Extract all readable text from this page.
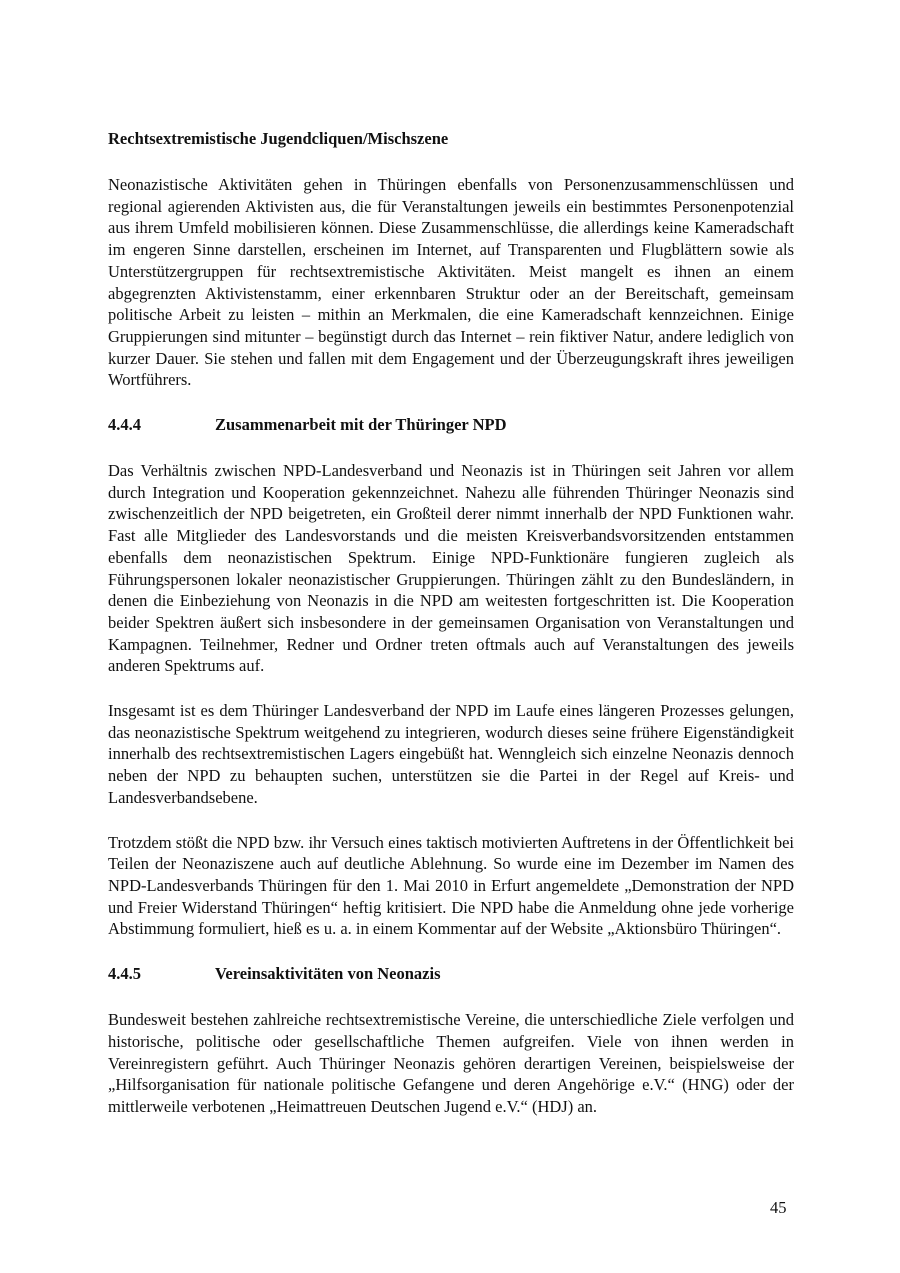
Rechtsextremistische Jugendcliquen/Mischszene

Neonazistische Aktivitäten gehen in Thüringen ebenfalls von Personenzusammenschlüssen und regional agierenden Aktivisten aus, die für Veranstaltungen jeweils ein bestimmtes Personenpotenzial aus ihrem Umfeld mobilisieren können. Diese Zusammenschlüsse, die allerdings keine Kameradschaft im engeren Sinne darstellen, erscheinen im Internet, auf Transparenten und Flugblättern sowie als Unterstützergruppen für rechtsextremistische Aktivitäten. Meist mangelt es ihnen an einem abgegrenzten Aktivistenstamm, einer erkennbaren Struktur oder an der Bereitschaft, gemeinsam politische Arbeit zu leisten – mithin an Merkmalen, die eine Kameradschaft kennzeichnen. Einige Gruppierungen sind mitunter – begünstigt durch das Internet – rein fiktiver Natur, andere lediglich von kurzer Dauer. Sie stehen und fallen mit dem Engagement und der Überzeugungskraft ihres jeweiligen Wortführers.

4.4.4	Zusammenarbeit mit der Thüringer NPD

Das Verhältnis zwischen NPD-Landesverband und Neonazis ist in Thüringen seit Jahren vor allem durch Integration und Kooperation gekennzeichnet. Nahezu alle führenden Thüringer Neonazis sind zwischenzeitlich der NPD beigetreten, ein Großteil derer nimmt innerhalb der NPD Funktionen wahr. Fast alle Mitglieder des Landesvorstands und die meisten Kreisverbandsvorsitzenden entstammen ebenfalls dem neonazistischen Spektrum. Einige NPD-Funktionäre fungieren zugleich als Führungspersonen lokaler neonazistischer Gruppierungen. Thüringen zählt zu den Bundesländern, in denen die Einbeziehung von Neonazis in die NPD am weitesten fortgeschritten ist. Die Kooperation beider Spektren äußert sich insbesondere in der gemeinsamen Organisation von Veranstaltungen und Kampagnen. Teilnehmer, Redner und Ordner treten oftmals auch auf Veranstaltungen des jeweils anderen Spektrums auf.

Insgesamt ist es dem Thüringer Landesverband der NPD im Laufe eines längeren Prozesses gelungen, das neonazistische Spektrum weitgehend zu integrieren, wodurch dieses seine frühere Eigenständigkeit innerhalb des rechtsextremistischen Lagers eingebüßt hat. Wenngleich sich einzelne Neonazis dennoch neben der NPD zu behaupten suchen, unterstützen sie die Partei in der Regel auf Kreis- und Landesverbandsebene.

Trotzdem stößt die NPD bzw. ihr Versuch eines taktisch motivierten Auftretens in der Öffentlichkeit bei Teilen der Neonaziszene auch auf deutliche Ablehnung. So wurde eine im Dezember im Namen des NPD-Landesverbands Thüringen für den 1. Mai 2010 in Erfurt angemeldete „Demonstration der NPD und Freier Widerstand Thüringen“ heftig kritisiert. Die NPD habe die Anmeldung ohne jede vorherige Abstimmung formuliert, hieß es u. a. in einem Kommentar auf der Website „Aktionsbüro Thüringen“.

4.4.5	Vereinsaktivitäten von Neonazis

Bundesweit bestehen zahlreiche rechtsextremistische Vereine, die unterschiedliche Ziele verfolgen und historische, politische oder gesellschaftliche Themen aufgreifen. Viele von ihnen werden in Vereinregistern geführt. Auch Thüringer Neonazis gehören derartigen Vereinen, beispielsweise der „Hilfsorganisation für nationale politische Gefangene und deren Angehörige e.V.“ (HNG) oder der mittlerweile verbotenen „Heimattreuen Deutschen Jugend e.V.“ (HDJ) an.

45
---*---
== Stated exercise ==
Pictures in the records must not appear in the copy; transcribe everything else precisely.

== Task result ==
Extract all readable text from this page.
Rechtsextremistische Jugendcliquen/Mischszene

Neonazistische Aktivitäten gehen in Thüringen ebenfalls von Personenzusammenschlüssen und regional agierenden Aktivisten aus, die für Veranstaltungen jeweils ein bestimmtes Personenpotenzial aus ihrem Umfeld mobilisieren können. Diese Zusammenschlüsse, die allerdings keine Kameradschaft im engeren Sinne darstellen, erscheinen im Internet, auf Transparenten und Flugblättern sowie als Unterstützergruppen für rechtsextremistische Aktivitäten. Meist mangelt es ihnen an einem abgegrenzten Aktivistenstamm, einer erkennbaren Struktur oder an der Bereitschaft, gemeinsam politische Arbeit zu leisten – mithin an Merkmalen, die eine Kameradschaft kennzeichnen. Einige Gruppierungen sind mitunter – begünstigt durch das Internet – rein fiktiver Natur, andere lediglich von kurzer Dauer. Sie stehen und fallen mit dem Engagement und der Überzeugungskraft ihres jeweiligen Wortführers.

4.4.4	Zusammenarbeit mit der Thüringer NPD

Das Verhältnis zwischen NPD-Landesverband und Neonazis ist in Thüringen seit Jahren vor allem durch Integration und Kooperation gekennzeichnet. Nahezu alle führenden Thüringer Neonazis sind zwischenzeitlich der NPD beigetreten, ein Großteil derer nimmt innerhalb der NPD Funktionen wahr. Fast alle Mitglieder des Landesvorstands und die meisten Kreisverbandsvorsitzenden entstammen ebenfalls dem neonazistischen Spektrum. Einige NPD-Funktionäre fungieren zugleich als Führungspersonen lokaler neonazistischer Gruppierungen. Thüringen zählt zu den Bundesländern, in denen die Einbeziehung von Neonazis in die NPD am weitesten fortgeschritten ist. Die Kooperation beider Spektren äußert sich insbesondere in der gemeinsamen Organisation von Veranstaltungen und Kampagnen. Teilnehmer, Redner und Ordner treten oftmals auch auf Veranstaltungen des jeweils anderen Spektrums auf.

Insgesamt ist es dem Thüringer Landesverband der NPD im Laufe eines längeren Prozesses gelungen, das neonazistische Spektrum weitgehend zu integrieren, wodurch dieses seine frühere Eigenständigkeit innerhalb des rechtsextremistischen Lagers eingebüßt hat. Wenngleich sich einzelne Neonazis dennoch neben der NPD zu behaupten suchen, unterstützen sie die Partei in der Regel auf Kreis- und Landesverbandsebene.

Trotzdem stößt die NPD bzw. ihr Versuch eines taktisch motivierten Auftretens in der Öffentlichkeit bei Teilen der Neonaziszene auch auf deutliche Ablehnung. So wurde eine im Dezember im Namen des NPD-Landesverbands Thüringen für den 1. Mai 2010 in Erfurt angemeldete „Demonstration der NPD und Freier Widerstand Thüringen“ heftig kritisiert. Die NPD habe die Anmeldung ohne jede vorherige Abstimmung formuliert, hieß es u. a. in einem Kommentar auf der Website „Aktionsbüro Thüringen“.

4.4.5	Vereinsaktivitäten von Neonazis

Bundesweit bestehen zahlreiche rechtsextremistische Vereine, die unterschiedliche Ziele verfolgen und historische, politische oder gesellschaftliche Themen aufgreifen. Viele von ihnen werden in Vereinregistern geführt. Auch Thüringer Neonazis gehören derartigen Vereinen, beispielsweise der „Hilfsorganisation für nationale politische Gefangene und deren Angehörige e.V.“ (HNG) oder der mittlerweile verbotenen „Heimattreuen Deutschen Jugend e.V.“ (HDJ) an.

45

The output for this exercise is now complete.